Scan the records for the word "series". Copy each line that includes it.

## Start GIVEN ENTRIES

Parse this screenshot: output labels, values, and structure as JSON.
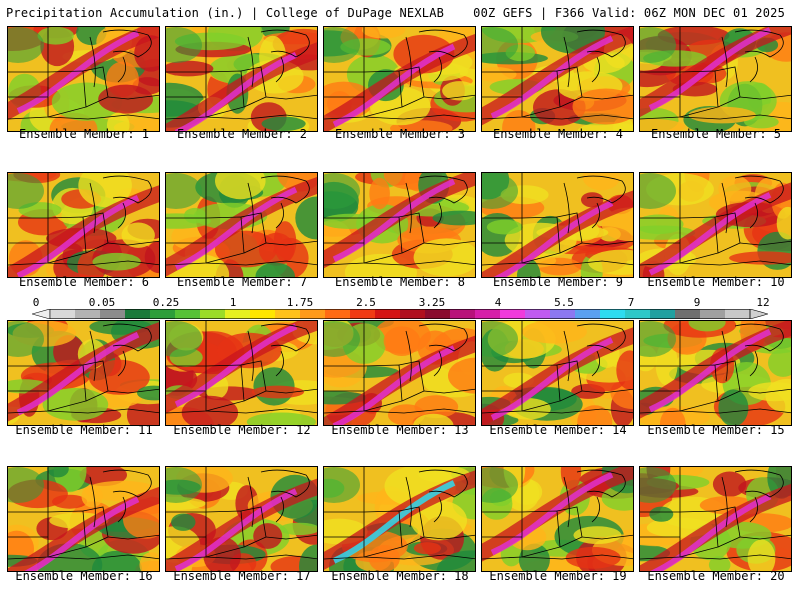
{
  "header": {
    "title_left": "Precipitation Accumulation (in.) | College of DuPage NEXLAB",
    "title_right": "00Z GEFS | F366 Valid: 06Z MON DEC 01 2025"
  },
  "panels": [
    {
      "label": "Ensemble Member: 1"
    },
    {
      "label": "Ensemble Member: 2"
    },
    {
      "label": "Ensemble Member: 3"
    },
    {
      "label": "Ensemble Member: 4"
    },
    {
      "label": "Ensemble Member: 5"
    },
    {
      "label": "Ensemble Member: 6"
    },
    {
      "label": "Ensemble Member: 7"
    },
    {
      "label": "Ensemble Member: 8"
    },
    {
      "label": "Ensemble Member: 9"
    },
    {
      "label": "Ensemble Member: 10"
    },
    {
      "label": "Ensemble Member: 11"
    },
    {
      "label": "Ensemble Member: 12"
    },
    {
      "label": "Ensemble Member: 13"
    },
    {
      "label": "Ensemble Member: 14"
    },
    {
      "label": "Ensemble Member: 15"
    },
    {
      "label": "Ensemble Member: 16"
    },
    {
      "label": "Ensemble Member: 17"
    },
    {
      "label": "Ensemble Member: 18"
    },
    {
      "label": "Ensemble Member: 19"
    },
    {
      "label": "Ensemble Member: 20"
    }
  ],
  "colorbar": {
    "labels": [
      "0",
      "0.05",
      "0.25",
      "1",
      "1.75",
      "2.5",
      "3.25",
      "4",
      "5.5",
      "7",
      "9",
      "12"
    ],
    "colors": [
      "#d9d9d9",
      "#b3b3b3",
      "#8c8c8c",
      "#1a7a3a",
      "#2e9e3a",
      "#56c236",
      "#9bdc28",
      "#e6f020",
      "#ffe600",
      "#ffc21a",
      "#ff9a1a",
      "#ff6a14",
      "#f03a14",
      "#d41414",
      "#b00f1e",
      "#8a0b2e",
      "#b8127a",
      "#d61ea8",
      "#f03adc",
      "#c05af0",
      "#8c78f0",
      "#5aa0f0",
      "#2edcf0",
      "#2ec8c8",
      "#20a0a0",
      "#707070",
      "#a0a0a0",
      "#c8c8c8"
    ]
  }
}
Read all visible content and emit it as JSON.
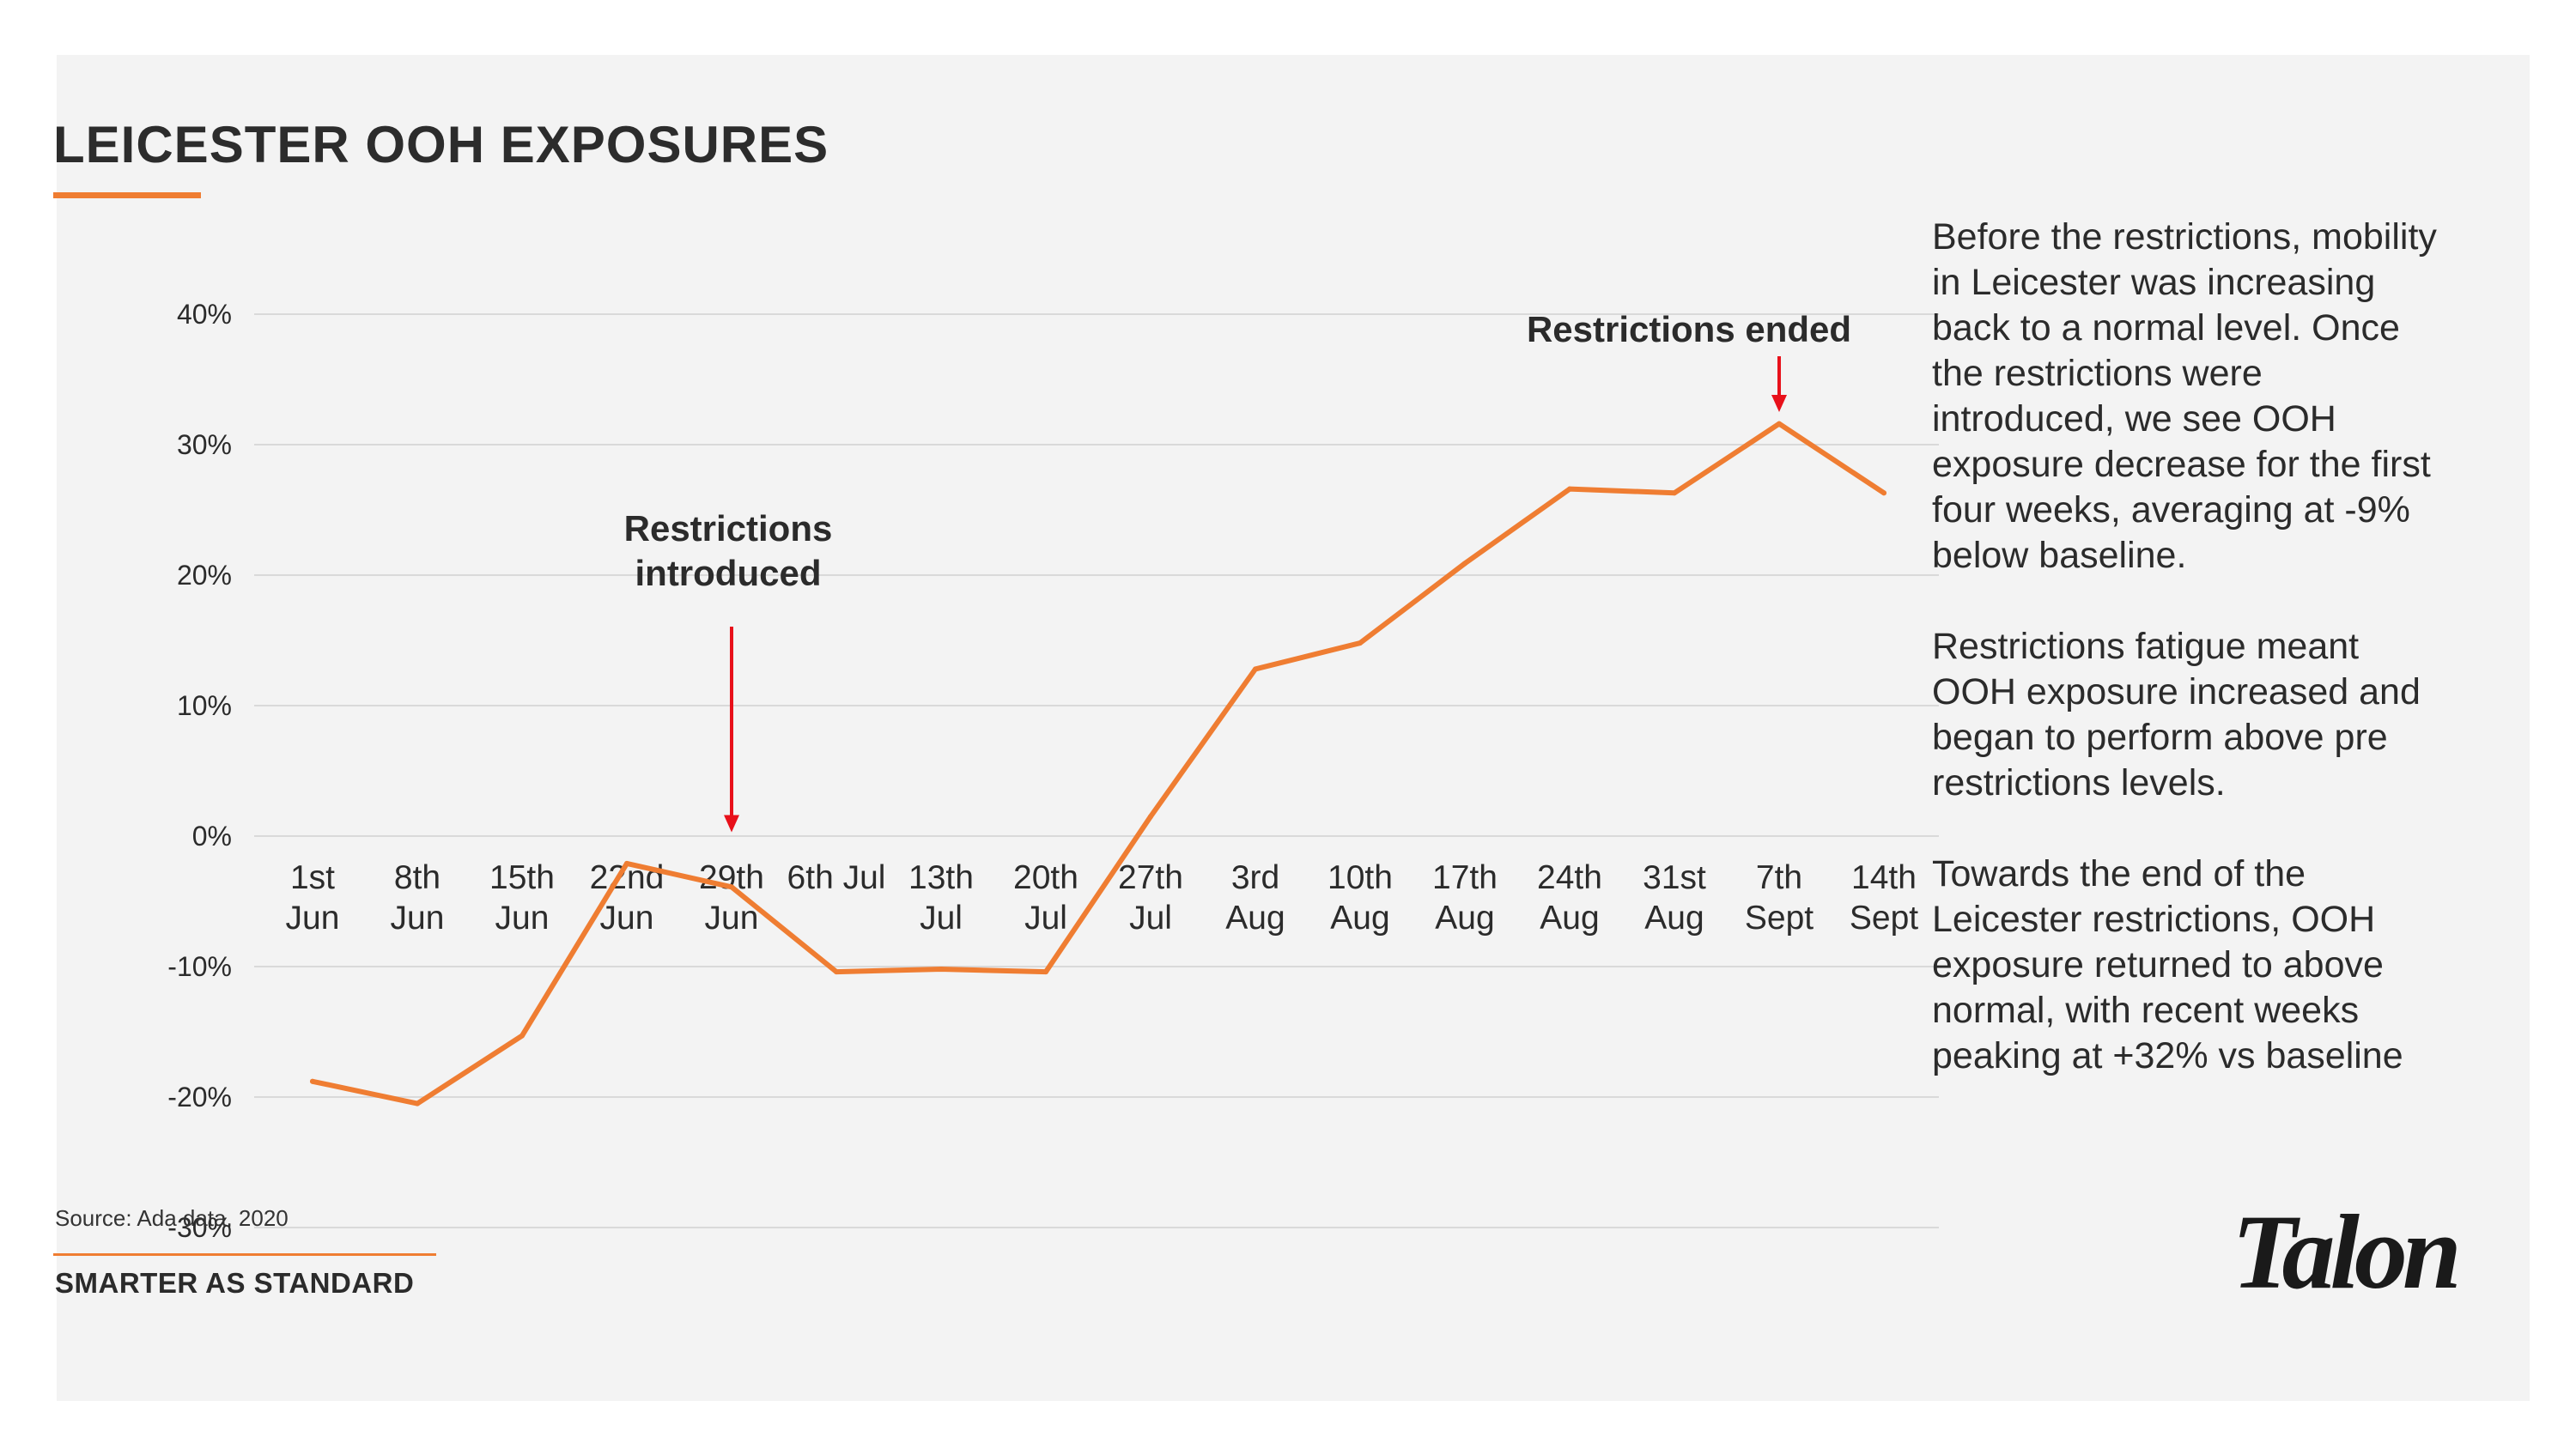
{
  "slide": {
    "title": "LEICESTER OOH EXPOSURES",
    "source": "Source: Ada data, 2020",
    "tagline": "SMARTER AS STANDARD",
    "logo_text": "Talon",
    "commentary": [
      "Before the restrictions, mobility in Leicester was increasing back to a normal level. Once the restrictions were introduced, we see OOH exposure decrease for the first four weeks, averaging at -9% below baseline.",
      "Restrictions fatigue meant OOH exposure increased and began to perform above pre restrictions levels.",
      "Towards the end of the Leicester restrictions, OOH exposure returned to above normal, with recent weeks peaking at +32% vs baseline"
    ]
  },
  "colors": {
    "line": "#ef7d32",
    "accent": "#ef7d32",
    "arrow": "#e8101a",
    "grid": "#d9d9d9",
    "background": "#f3f3f3",
    "text": "#2b2b2b"
  },
  "chart_data": {
    "type": "line",
    "title": "",
    "xlabel": "",
    "ylabel": "",
    "ylim": [
      -30,
      40
    ],
    "yticks": [
      "40%",
      "30%",
      "20%",
      "10%",
      "0%",
      "-10%",
      "-20%",
      "-30%"
    ],
    "ytick_values": [
      40,
      30,
      20,
      10,
      0,
      -10,
      -20,
      -30
    ],
    "grid": true,
    "legend": "none",
    "categories": [
      [
        "1st",
        "Jun"
      ],
      [
        "8th",
        "Jun"
      ],
      [
        "15th",
        "Jun"
      ],
      [
        "22nd",
        "Jun"
      ],
      [
        "29th",
        "Jun"
      ],
      [
        "6th Jul"
      ],
      [
        "13th",
        "Jul"
      ],
      [
        "20th",
        "Jul"
      ],
      [
        "27th",
        "Jul"
      ],
      [
        "3rd",
        "Aug"
      ],
      [
        "10th",
        "Aug"
      ],
      [
        "17th",
        "Aug"
      ],
      [
        "24th",
        "Aug"
      ],
      [
        "31st",
        "Aug"
      ],
      [
        "7th",
        "Sept"
      ],
      [
        "14th",
        "Sept"
      ]
    ],
    "series": [
      {
        "values": [
          -18.8,
          -20.5,
          -15.3,
          -2.1,
          -3.9,
          -10.4,
          -10.2,
          -10.4,
          1.5,
          12.8,
          14.8,
          20.9,
          26.6,
          26.3,
          31.6,
          26.3
        ]
      }
    ],
    "annotations": [
      {
        "text": [
          "Restrictions",
          "introduced"
        ],
        "category_index": 4,
        "arrow_end_value": 0.3
      },
      {
        "text": [
          "Restrictions ended"
        ],
        "category_index": 14,
        "arrow_end_value": 32.5
      }
    ]
  }
}
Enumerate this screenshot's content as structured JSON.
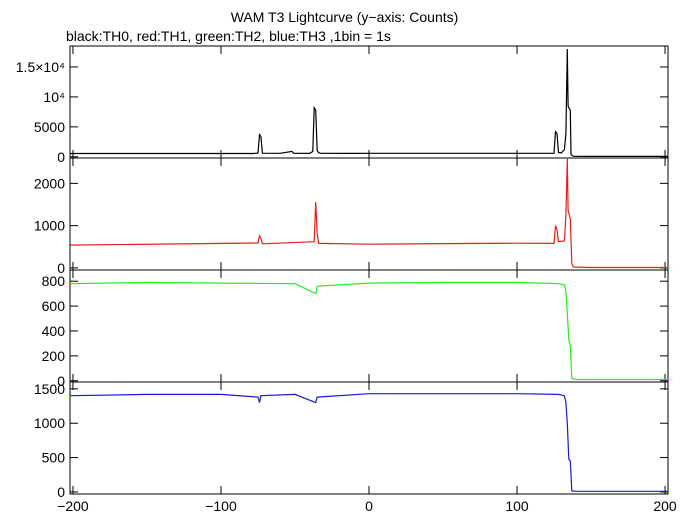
{
  "chart_data": {
    "type": "line",
    "title": "WAM T3 Lightcurve (y−axis: Counts)",
    "subtitle": "black:TH0, red:TH1, green:TH2, blue:TH3 ,1bin = 1s",
    "xlabel": "",
    "ylabel": "",
    "xlim": [
      -202,
      202
    ],
    "x_ticks": [
      -200,
      -100,
      0,
      100,
      200
    ],
    "x_tick_labels": [
      "−200",
      "−100",
      "0",
      "100",
      "200"
    ],
    "grid": false,
    "panels": [
      {
        "series": "TH0",
        "color": "#000000",
        "ylim": [
          -200,
          18500
        ],
        "y_ticks": [
          0,
          5000,
          10000,
          15000
        ],
        "y_tick_labels": [
          "0",
          "5000",
          "10⁴",
          "1.5×10⁴"
        ],
        "points": [
          [
            -202,
            550
          ],
          [
            -78,
            550
          ],
          [
            -75,
            620
          ],
          [
            -74,
            3700
          ],
          [
            -73,
            3400
          ],
          [
            -72,
            600
          ],
          [
            -60,
            580
          ],
          [
            -52,
            900
          ],
          [
            -51,
            580
          ],
          [
            -40,
            560
          ],
          [
            -38,
            900
          ],
          [
            -37,
            8200
          ],
          [
            -36,
            7800
          ],
          [
            -35,
            1000
          ],
          [
            -34,
            700
          ],
          [
            -33,
            580
          ],
          [
            -10,
            560
          ],
          [
            0,
            580
          ],
          [
            50,
            580
          ],
          [
            100,
            580
          ],
          [
            125,
            580
          ],
          [
            126,
            4200
          ],
          [
            127,
            3900
          ],
          [
            128,
            700
          ],
          [
            130,
            650
          ],
          [
            132,
            1200
          ],
          [
            133,
            3800
          ],
          [
            134,
            18000
          ],
          [
            134.5,
            8500
          ],
          [
            135,
            8200
          ],
          [
            136,
            7800
          ],
          [
            136.5,
            400
          ],
          [
            138,
            80
          ],
          [
            150,
            60
          ],
          [
            202,
            60
          ]
        ]
      },
      {
        "series": "TH1",
        "color": "#e0201c",
        "ylim": [
          -50,
          2600
        ],
        "y_ticks": [
          0,
          1000,
          2000
        ],
        "y_tick_labels": [
          "0",
          "1000",
          "2000"
        ],
        "points": [
          [
            -202,
            540
          ],
          [
            -75,
            590
          ],
          [
            -74,
            760
          ],
          [
            -73,
            700
          ],
          [
            -72,
            570
          ],
          [
            -37,
            620
          ],
          [
            -36,
            1560
          ],
          [
            -35,
            800
          ],
          [
            -34,
            580
          ],
          [
            0,
            560
          ],
          [
            50,
            575
          ],
          [
            100,
            585
          ],
          [
            125,
            580
          ],
          [
            126,
            1000
          ],
          [
            127,
            900
          ],
          [
            128,
            620
          ],
          [
            132,
            640
          ],
          [
            133,
            1250
          ],
          [
            134,
            2580
          ],
          [
            134.5,
            1350
          ],
          [
            135,
            1300
          ],
          [
            136,
            1150
          ],
          [
            137,
            100
          ],
          [
            138,
            20
          ],
          [
            150,
            10
          ],
          [
            202,
            10
          ]
        ]
      },
      {
        "series": "TH2",
        "color": "#22ee22",
        "ylim": [
          -10,
          890
        ],
        "y_ticks": [
          0,
          200,
          400,
          600,
          800
        ],
        "y_tick_labels": [
          "0",
          "200",
          "400",
          "600",
          "800"
        ],
        "points": [
          [
            -202,
            780
          ],
          [
            -150,
            790
          ],
          [
            -100,
            785
          ],
          [
            -50,
            780
          ],
          [
            -36,
            700
          ],
          [
            -35,
            760
          ],
          [
            0,
            785
          ],
          [
            50,
            790
          ],
          [
            100,
            790
          ],
          [
            128,
            780
          ],
          [
            132,
            770
          ],
          [
            133,
            720
          ],
          [
            134,
            540
          ],
          [
            135,
            330
          ],
          [
            136,
            280
          ],
          [
            137,
            20
          ],
          [
            140,
            10
          ],
          [
            202,
            10
          ]
        ]
      },
      {
        "series": "TH3",
        "color": "#1a1ad6",
        "ylim": [
          -30,
          1600
        ],
        "y_ticks": [
          0,
          500,
          1000,
          1500
        ],
        "y_tick_labels": [
          "0",
          "500",
          "1000",
          "1500"
        ],
        "points": [
          [
            -202,
            1400
          ],
          [
            -150,
            1420
          ],
          [
            -100,
            1420
          ],
          [
            -75,
            1380
          ],
          [
            -74,
            1300
          ],
          [
            -73,
            1400
          ],
          [
            -50,
            1420
          ],
          [
            -36,
            1300
          ],
          [
            -35,
            1380
          ],
          [
            0,
            1430
          ],
          [
            50,
            1430
          ],
          [
            100,
            1430
          ],
          [
            128,
            1420
          ],
          [
            132,
            1400
          ],
          [
            133,
            1300
          ],
          [
            134,
            1000
          ],
          [
            135,
            480
          ],
          [
            136,
            450
          ],
          [
            137,
            15
          ],
          [
            140,
            10
          ],
          [
            202,
            10
          ]
        ]
      }
    ]
  }
}
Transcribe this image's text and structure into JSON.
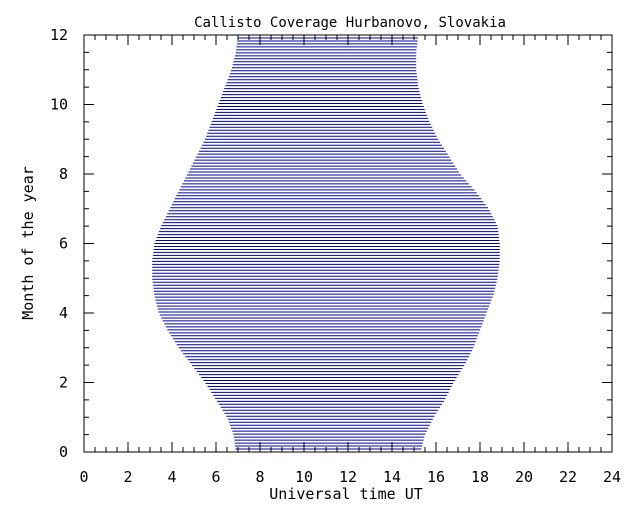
{
  "chart_data": {
    "type": "area",
    "title": "Callisto Coverage Hurbanovo, Slovakia",
    "xlabel": "Universal time UT",
    "ylabel": "Month of the year",
    "xlim": [
      0,
      24
    ],
    "ylim": [
      0,
      12
    ],
    "x_ticks": [
      "0",
      "2",
      "4",
      "6",
      "8",
      "10",
      "12",
      "14",
      "16",
      "18",
      "20",
      "22",
      "24"
    ],
    "y_ticks": [
      "0",
      "2",
      "4",
      "6",
      "8",
      "10",
      "12"
    ],
    "grid": false,
    "legend": "none",
    "fill_style": "horizontal-lines",
    "color": "#0000a0",
    "series": [
      {
        "month": [
          0,
          0.5,
          1,
          1.5,
          2,
          2.5,
          3,
          3.5,
          4,
          4.5,
          5,
          5.5,
          6,
          6.5,
          7,
          7.5,
          8,
          8.5,
          9,
          9.5,
          10,
          10.5,
          11,
          11.5,
          12
        ],
        "start_ut": [
          6.9,
          6.8,
          6.5,
          6.0,
          5.5,
          4.9,
          4.3,
          3.8,
          3.4,
          3.2,
          3.1,
          3.1,
          3.2,
          3.5,
          3.9,
          4.3,
          4.7,
          5.1,
          5.5,
          5.8,
          6.1,
          6.4,
          6.7,
          6.9,
          7.0
        ],
        "end_ut": [
          15.3,
          15.5,
          15.9,
          16.4,
          16.8,
          17.3,
          17.7,
          18.0,
          18.3,
          18.6,
          18.8,
          18.9,
          18.9,
          18.8,
          18.4,
          17.8,
          17.1,
          16.6,
          16.1,
          15.7,
          15.4,
          15.2,
          15.1,
          15.1,
          15.2
        ]
      }
    ]
  }
}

## End GIVEN ENTRIES

• TASK RESULT:
    "series": [
        "series": "TH0",
        "series": "TH1",
        "series": "TH2",
        "series": "TH3",
    "series": [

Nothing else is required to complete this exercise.